■ PROBLEM
Exclude images, then output the remaining data verbatim.

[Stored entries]
☆ ☆ ☆
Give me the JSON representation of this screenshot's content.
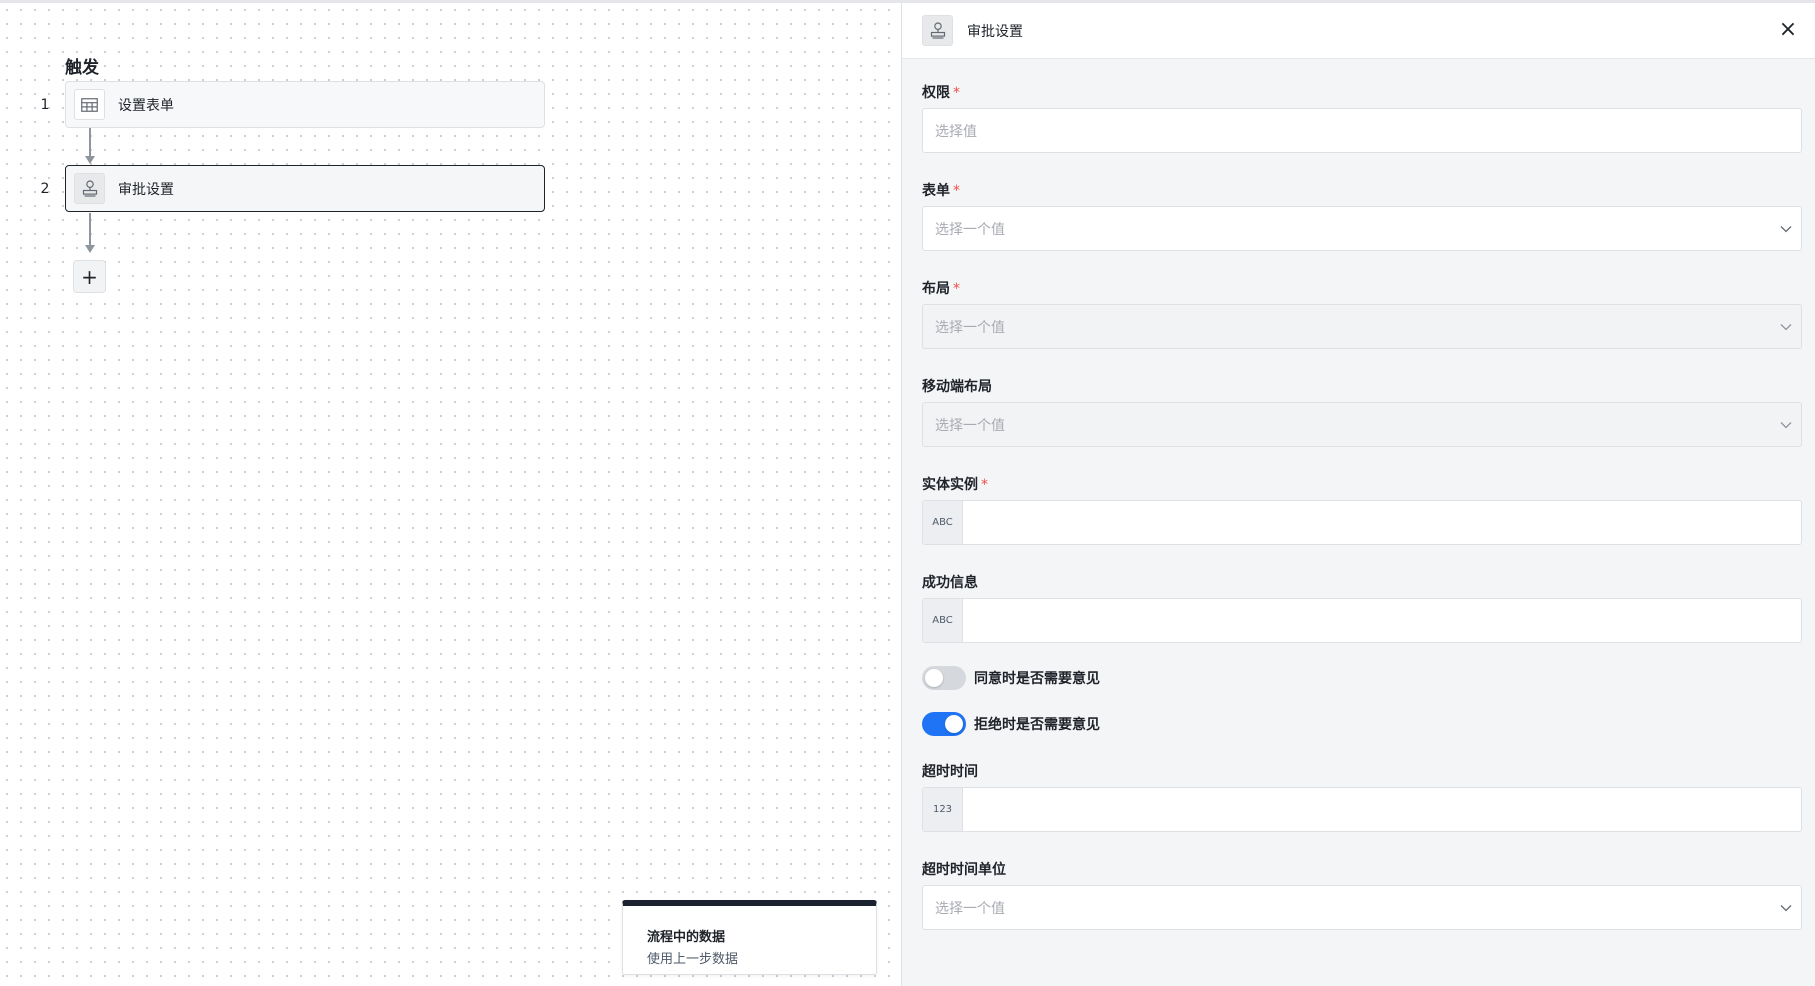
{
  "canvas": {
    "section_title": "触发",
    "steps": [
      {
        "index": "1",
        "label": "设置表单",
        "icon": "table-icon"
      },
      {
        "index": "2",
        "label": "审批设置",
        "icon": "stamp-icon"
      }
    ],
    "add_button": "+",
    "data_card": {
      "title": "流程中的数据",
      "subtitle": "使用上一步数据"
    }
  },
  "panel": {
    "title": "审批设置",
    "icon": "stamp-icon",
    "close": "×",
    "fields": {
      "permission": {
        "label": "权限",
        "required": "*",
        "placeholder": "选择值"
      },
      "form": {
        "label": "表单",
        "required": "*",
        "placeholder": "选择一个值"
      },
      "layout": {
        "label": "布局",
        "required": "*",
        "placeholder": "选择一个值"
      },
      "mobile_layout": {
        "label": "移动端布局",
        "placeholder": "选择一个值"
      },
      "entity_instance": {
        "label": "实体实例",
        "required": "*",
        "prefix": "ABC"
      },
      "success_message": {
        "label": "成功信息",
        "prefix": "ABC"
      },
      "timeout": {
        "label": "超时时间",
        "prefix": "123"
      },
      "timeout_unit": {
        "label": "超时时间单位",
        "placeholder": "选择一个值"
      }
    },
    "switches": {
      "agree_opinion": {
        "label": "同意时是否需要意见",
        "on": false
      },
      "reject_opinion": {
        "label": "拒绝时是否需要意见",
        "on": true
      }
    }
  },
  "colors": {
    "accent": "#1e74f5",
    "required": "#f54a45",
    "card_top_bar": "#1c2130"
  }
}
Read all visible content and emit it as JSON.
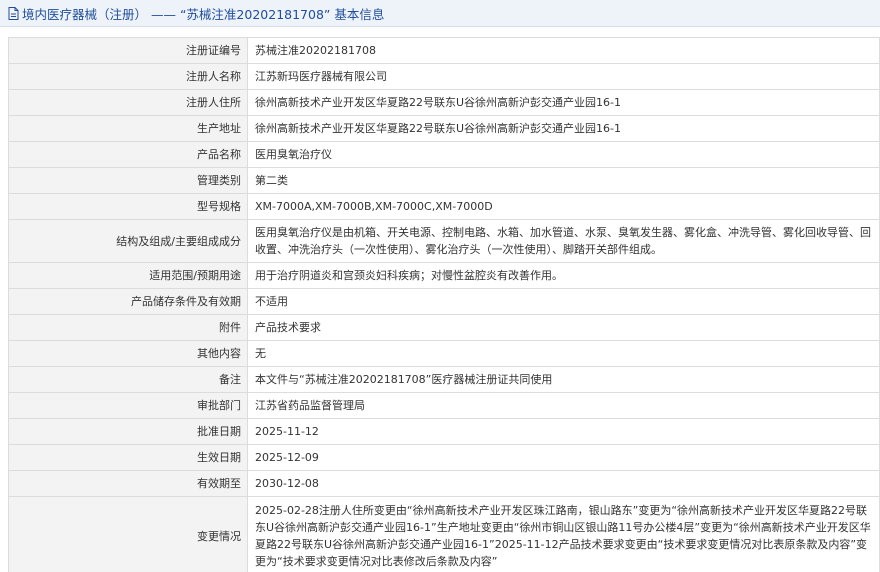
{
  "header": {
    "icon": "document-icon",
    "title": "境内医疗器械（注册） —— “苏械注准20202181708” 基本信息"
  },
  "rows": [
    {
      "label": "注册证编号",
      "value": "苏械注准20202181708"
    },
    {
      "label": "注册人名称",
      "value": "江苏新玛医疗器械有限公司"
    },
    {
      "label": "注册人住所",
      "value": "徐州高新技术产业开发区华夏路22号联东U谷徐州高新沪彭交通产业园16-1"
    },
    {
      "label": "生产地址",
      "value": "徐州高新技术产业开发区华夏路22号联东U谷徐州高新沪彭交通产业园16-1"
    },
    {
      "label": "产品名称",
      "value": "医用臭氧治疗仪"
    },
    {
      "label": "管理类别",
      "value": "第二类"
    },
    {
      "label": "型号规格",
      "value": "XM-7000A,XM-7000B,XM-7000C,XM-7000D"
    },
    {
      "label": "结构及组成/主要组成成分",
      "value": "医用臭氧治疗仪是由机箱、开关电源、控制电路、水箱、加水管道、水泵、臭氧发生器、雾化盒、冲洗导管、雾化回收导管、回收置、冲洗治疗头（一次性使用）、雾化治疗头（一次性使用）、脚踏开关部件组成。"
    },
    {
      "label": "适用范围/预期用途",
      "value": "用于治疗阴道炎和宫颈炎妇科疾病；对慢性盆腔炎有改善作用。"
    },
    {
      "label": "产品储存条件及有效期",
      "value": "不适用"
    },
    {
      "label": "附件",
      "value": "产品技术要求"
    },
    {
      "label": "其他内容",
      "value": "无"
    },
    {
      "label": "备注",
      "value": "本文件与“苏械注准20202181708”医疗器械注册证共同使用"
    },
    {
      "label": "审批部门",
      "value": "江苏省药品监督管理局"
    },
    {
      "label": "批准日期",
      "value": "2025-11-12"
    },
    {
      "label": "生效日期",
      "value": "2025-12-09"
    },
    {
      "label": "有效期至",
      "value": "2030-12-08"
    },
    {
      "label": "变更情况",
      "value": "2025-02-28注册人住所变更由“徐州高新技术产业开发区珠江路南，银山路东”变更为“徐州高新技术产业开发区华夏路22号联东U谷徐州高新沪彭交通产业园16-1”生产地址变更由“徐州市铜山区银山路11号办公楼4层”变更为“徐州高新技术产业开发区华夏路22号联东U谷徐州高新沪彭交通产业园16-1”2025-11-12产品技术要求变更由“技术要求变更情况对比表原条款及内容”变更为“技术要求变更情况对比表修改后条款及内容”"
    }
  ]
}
☆ ☆ ☆
■ COMPLETED TASK
Give me the JSON representation of this screenshot's content.
{
  "canvas": {
    "section_title": "触发",
    "steps": [
      {
        "index": "1",
        "label": "设置表单",
        "icon": "table-icon"
      },
      {
        "index": "2",
        "label": "审批设置",
        "icon": "stamp-icon"
      }
    ],
    "add_button": "+",
    "data_card": {
      "title": "流程中的数据",
      "subtitle": "使用上一步数据"
    }
  },
  "panel": {
    "title": "审批设置",
    "icon": "stamp-icon",
    "close": "×",
    "fields": {
      "permission": {
        "label": "权限",
        "required": "*",
        "placeholder": "选择值"
      },
      "form": {
        "label": "表单",
        "required": "*",
        "placeholder": "选择一个值"
      },
      "layout": {
        "label": "布局",
        "required": "*",
        "placeholder": "选择一个值"
      },
      "mobile_layout": {
        "label": "移动端布局",
        "placeholder": "选择一个值"
      },
      "entity_instance": {
        "label": "实体实例",
        "required": "*",
        "prefix": "ABC"
      },
      "success_message": {
        "label": "成功信息",
        "prefix": "ABC"
      },
      "timeout": {
        "label": "超时时间",
        "prefix": "123"
      },
      "timeout_unit": {
        "label": "超时时间单位",
        "placeholder": "选择一个值"
      }
    },
    "switches": {
      "agree_opinion": {
        "label": "同意时是否需要意见",
        "on": false
      },
      "reject_opinion": {
        "label": "拒绝时是否需要意见",
        "on": true
      }
    }
  },
  "colors": {
    "accent": "#1e74f5",
    "required": "#f54a45",
    "card_top_bar": "#1c2130"
  }
}
Read all visible content and emit it as JSON.
{
  "header": {
    "icon": "document-icon",
    "title": "境内医疗器械（注册） —— “苏械注准20202181708” 基本信息"
  },
  "rows": [
    {
      "label": "注册证编号",
      "value": "苏械注准20202181708"
    },
    {
      "label": "注册人名称",
      "value": "江苏新玛医疗器械有限公司"
    },
    {
      "label": "注册人住所",
      "value": "徐州高新技术产业开发区华夏路22号联东U谷徐州高新沪彭交通产业园16-1"
    },
    {
      "label": "生产地址",
      "value": "徐州高新技术产业开发区华夏路22号联东U谷徐州高新沪彭交通产业园16-1"
    },
    {
      "label": "产品名称",
      "value": "医用臭氧治疗仪"
    },
    {
      "label": "管理类别",
      "value": "第二类"
    },
    {
      "label": "型号规格",
      "value": "XM-7000A,XM-7000B,XM-7000C,XM-7000D"
    },
    {
      "label": "结构及组成/主要组成成分",
      "value": "医用臭氧治疗仪是由机箱、开关电源、控制电路、水箱、加水管道、水泵、臭氧发生器、雾化盒、冲洗导管、雾化回收导管、回收置、冲洗治疗头（一次性使用）、雾化治疗头（一次性使用）、脚踏开关部件组成。"
    },
    {
      "label": "适用范围/预期用途",
      "value": "用于治疗阴道炎和宫颈炎妇科疾病；对慢性盆腔炎有改善作用。"
    },
    {
      "label": "产品储存条件及有效期",
      "value": "不适用"
    },
    {
      "label": "附件",
      "value": "产品技术要求"
    },
    {
      "label": "其他内容",
      "value": "无"
    },
    {
      "label": "备注",
      "value": "本文件与“苏械注准20202181708”医疗器械注册证共同使用"
    },
    {
      "label": "审批部门",
      "value": "江苏省药品监督管理局"
    },
    {
      "label": "批准日期",
      "value": "2025-11-12"
    },
    {
      "label": "生效日期",
      "value": "2025-12-09"
    },
    {
      "label": "有效期至",
      "value": "2030-12-08"
    },
    {
      "label": "变更情况",
      "value": "2025-02-28注册人住所变更由“徐州高新技术产业开发区珠江路南，银山路东”变更为“徐州高新技术产业开发区华夏路22号联东U谷徐州高新沪彭交通产业园16-1”生产地址变更由“徐州市铜山区银山路11号办公楼4层”变更为“徐州高新技术产业开发区华夏路22号联东U谷徐州高新沪彭交通产业园16-1”2025-11-12产品技术要求变更由“技术要求变更情况对比表原条款及内容”变更为“技术要求变更情况对比表修改后条款及内容”"
    }
  ]
}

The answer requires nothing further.